— DIRECTIONS FOR THIS TASK —
Set down each record below precisely, skipping the pictures.

******

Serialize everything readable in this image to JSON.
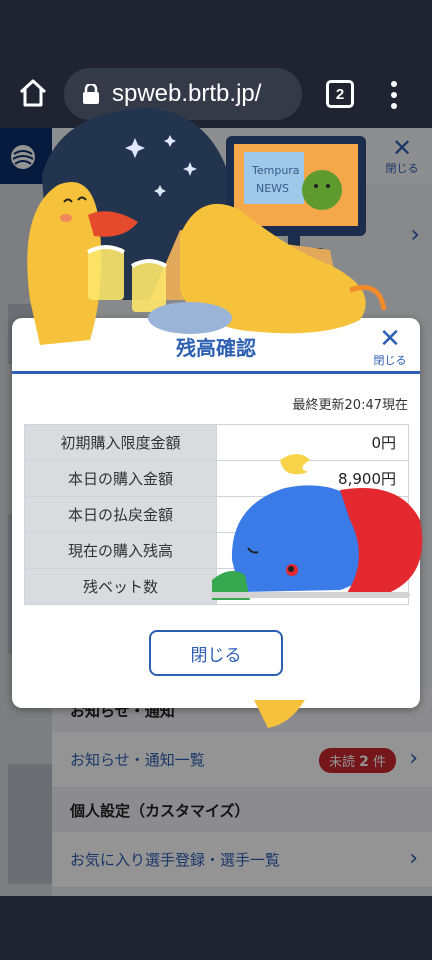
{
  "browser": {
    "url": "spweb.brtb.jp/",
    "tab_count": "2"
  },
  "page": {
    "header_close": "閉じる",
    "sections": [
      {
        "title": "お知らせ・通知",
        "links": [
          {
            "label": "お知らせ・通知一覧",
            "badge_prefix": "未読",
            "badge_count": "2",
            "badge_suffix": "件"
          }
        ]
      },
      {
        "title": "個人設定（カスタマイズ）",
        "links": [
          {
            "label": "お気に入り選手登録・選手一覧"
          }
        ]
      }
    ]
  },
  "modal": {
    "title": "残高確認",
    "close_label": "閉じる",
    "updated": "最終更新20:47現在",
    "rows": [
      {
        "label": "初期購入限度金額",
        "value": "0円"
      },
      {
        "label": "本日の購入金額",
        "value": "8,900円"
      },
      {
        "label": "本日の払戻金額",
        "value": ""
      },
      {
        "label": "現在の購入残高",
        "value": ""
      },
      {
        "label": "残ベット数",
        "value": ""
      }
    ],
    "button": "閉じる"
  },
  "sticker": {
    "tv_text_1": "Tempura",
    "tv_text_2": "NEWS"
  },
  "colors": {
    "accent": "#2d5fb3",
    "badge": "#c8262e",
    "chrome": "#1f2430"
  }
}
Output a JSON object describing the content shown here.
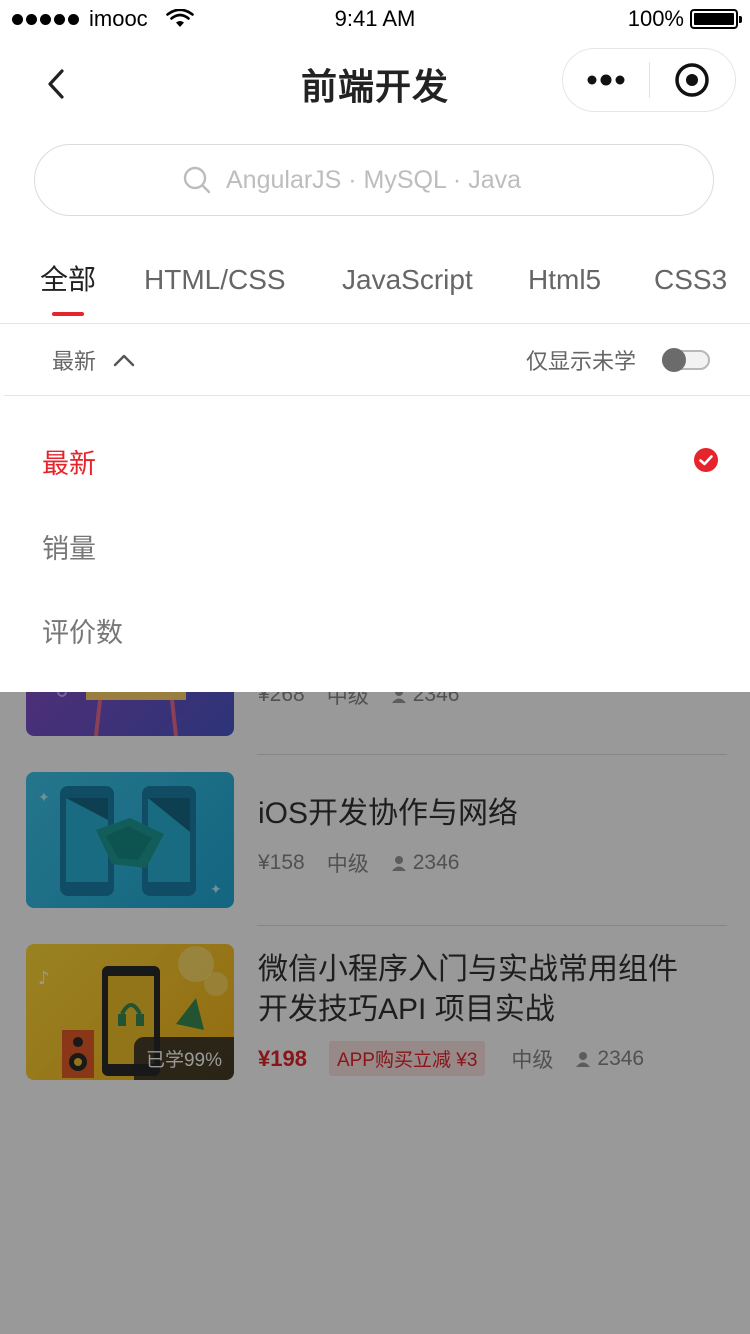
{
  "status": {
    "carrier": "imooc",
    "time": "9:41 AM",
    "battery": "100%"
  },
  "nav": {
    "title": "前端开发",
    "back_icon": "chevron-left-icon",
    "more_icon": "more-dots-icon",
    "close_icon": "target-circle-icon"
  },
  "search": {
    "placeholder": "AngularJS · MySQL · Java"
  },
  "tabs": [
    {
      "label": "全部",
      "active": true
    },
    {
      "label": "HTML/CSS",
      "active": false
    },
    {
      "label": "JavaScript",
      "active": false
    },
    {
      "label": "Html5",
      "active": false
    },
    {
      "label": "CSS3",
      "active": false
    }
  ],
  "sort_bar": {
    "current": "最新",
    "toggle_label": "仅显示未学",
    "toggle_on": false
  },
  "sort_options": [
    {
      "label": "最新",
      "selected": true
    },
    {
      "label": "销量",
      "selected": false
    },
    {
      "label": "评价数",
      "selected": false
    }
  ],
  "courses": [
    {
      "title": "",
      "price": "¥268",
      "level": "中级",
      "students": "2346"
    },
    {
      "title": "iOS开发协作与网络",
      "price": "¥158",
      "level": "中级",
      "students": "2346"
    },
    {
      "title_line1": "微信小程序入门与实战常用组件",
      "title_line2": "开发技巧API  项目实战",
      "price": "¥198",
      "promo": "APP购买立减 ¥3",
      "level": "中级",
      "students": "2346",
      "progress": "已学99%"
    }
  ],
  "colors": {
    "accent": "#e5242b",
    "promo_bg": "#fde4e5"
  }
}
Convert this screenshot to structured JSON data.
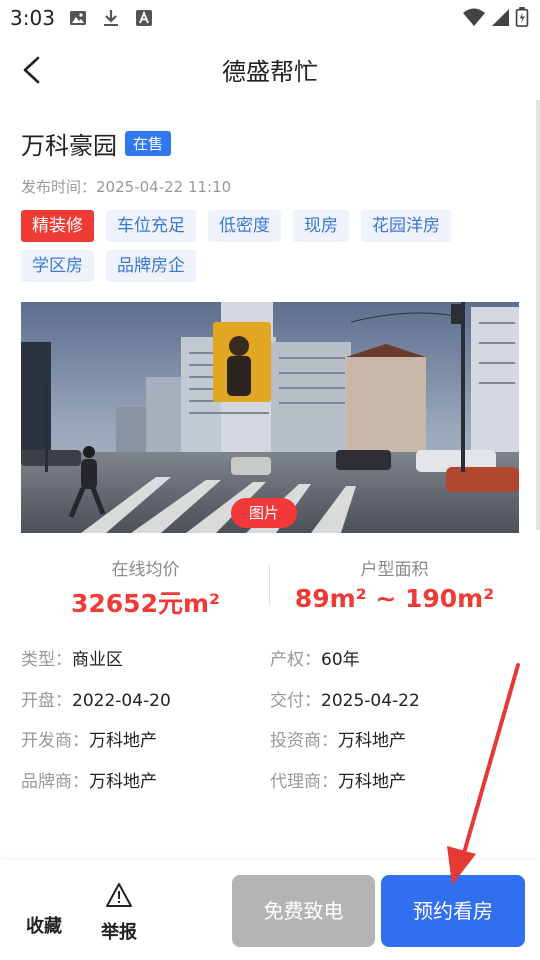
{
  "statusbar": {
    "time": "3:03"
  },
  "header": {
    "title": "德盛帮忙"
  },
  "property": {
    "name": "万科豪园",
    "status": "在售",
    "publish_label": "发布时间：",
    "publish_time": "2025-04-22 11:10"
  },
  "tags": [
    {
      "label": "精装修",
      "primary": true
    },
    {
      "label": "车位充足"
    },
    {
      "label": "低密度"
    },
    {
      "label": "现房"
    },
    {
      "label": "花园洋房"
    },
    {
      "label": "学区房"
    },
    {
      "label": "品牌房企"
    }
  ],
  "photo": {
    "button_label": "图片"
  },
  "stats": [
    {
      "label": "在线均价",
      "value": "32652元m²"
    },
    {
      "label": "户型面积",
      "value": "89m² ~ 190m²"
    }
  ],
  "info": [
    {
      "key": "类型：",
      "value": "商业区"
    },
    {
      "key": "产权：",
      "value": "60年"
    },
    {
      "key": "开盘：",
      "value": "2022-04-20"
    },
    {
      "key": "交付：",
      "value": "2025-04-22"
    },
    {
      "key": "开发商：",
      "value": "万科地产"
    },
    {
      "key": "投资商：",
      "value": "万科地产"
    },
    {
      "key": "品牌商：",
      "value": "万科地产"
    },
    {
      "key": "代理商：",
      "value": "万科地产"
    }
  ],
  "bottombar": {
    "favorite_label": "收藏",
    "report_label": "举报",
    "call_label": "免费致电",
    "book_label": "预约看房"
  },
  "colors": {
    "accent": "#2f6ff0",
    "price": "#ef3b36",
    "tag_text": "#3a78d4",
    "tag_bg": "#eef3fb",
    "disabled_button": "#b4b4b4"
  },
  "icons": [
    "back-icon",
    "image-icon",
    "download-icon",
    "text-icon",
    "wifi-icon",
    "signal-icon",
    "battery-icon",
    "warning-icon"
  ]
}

******

— ANSWER FOR THE TASK —
Serialize everything readable in this image to JSON.
{
  "browser": {
    "url": "spweb.brtb.jp/",
    "tab_count": "2"
  },
  "page": {
    "header_close": "閉じる",
    "sections": [
      {
        "title": "お知らせ・通知",
        "links": [
          {
            "label": "お知らせ・通知一覧",
            "badge_prefix": "未読",
            "badge_count": "2",
            "badge_suffix": "件"
          }
        ]
      },
      {
        "title": "個人設定（カスタマイズ）",
        "links": [
          {
            "label": "お気に入り選手登録・選手一覧"
          }
        ]
      }
    ]
  },
  "modal": {
    "title": "残高確認",
    "close_label": "閉じる",
    "updated": "最終更新20:47現在",
    "rows": [
      {
        "label": "初期購入限度金額",
        "value": "0円"
      },
      {
        "label": "本日の購入金額",
        "value": "8,900円"
      },
      {
        "label": "本日の払戻金額",
        "value": ""
      },
      {
        "label": "現在の購入残高",
        "value": ""
      },
      {
        "label": "残ベット数",
        "value": ""
      }
    ],
    "button": "閉じる"
  },
  "sticker": {
    "tv_text_1": "Tempura",
    "tv_text_2": "NEWS"
  },
  "colors": {
    "accent": "#2d5fb3",
    "badge": "#c8262e",
    "chrome": "#1f2430"
  }
}
Output a JSON object describing the content shown here.
{
  "status": {
    "carrier": "imooc",
    "time": "9:41 AM",
    "battery": "100%"
  },
  "nav": {
    "title": "前端开发",
    "back_icon": "chevron-left-icon",
    "more_icon": "more-dots-icon",
    "close_icon": "target-circle-icon"
  },
  "search": {
    "placeholder": "AngularJS · MySQL · Java"
  },
  "tabs": [
    {
      "label": "全部",
      "active": true
    },
    {
      "label": "HTML/CSS",
      "active": false
    },
    {
      "label": "JavaScript",
      "active": false
    },
    {
      "label": "Html5",
      "active": false
    },
    {
      "label": "CSS3",
      "active": false
    }
  ],
  "sort_bar": {
    "current": "最新",
    "toggle_label": "仅显示未学",
    "toggle_on": false
  },
  "sort_options": [
    {
      "label": "最新",
      "selected": true
    },
    {
      "label": "销量",
      "selected": false
    },
    {
      "label": "评价数",
      "selected": false
    }
  ],
  "courses": [
    {
      "title": "",
      "price": "¥268",
      "level": "中级",
      "students": "2346"
    },
    {
      "title": "iOS开发协作与网络",
      "price": "¥158",
      "level": "中级",
      "students": "2346"
    },
    {
      "title_line1": "微信小程序入门与实战常用组件",
      "title_line2": "开发技巧API  项目实战",
      "price": "¥198",
      "promo": "APP购买立减 ¥3",
      "level": "中级",
      "students": "2346",
      "progress": "已学99%"
    }
  ],
  "colors": {
    "accent": "#e5242b",
    "promo_bg": "#fde4e5"
  }
}
Convert this screenshot to structured JSON data.
{
  "statusbar": {
    "time": "3:03"
  },
  "header": {
    "title": "德盛帮忙"
  },
  "property": {
    "name": "万科豪园",
    "status": "在售",
    "publish_label": "发布时间：",
    "publish_time": "2025-04-22 11:10"
  },
  "tags": [
    {
      "label": "精装修",
      "primary": true
    },
    {
      "label": "车位充足"
    },
    {
      "label": "低密度"
    },
    {
      "label": "现房"
    },
    {
      "label": "花园洋房"
    },
    {
      "label": "学区房"
    },
    {
      "label": "品牌房企"
    }
  ],
  "photo": {
    "button_label": "图片"
  },
  "stats": [
    {
      "label": "在线均价",
      "value": "32652元m²"
    },
    {
      "label": "户型面积",
      "value": "89m² ~ 190m²"
    }
  ],
  "info": [
    {
      "key": "类型：",
      "value": "商业区"
    },
    {
      "key": "产权：",
      "value": "60年"
    },
    {
      "key": "开盘：",
      "value": "2022-04-20"
    },
    {
      "key": "交付：",
      "value": "2025-04-22"
    },
    {
      "key": "开发商：",
      "value": "万科地产"
    },
    {
      "key": "投资商：",
      "value": "万科地产"
    },
    {
      "key": "品牌商：",
      "value": "万科地产"
    },
    {
      "key": "代理商：",
      "value": "万科地产"
    }
  ],
  "bottombar": {
    "favorite_label": "收藏",
    "report_label": "举报",
    "call_label": "免费致电",
    "book_label": "预约看房"
  },
  "colors": {
    "accent": "#2f6ff0",
    "price": "#ef3b36",
    "tag_text": "#3a78d4",
    "tag_bg": "#eef3fb",
    "disabled_button": "#b4b4b4"
  },
  "icons": [
    "back-icon",
    "image-icon",
    "download-icon",
    "text-icon",
    "wifi-icon",
    "signal-icon",
    "battery-icon",
    "warning-icon"
  ]
}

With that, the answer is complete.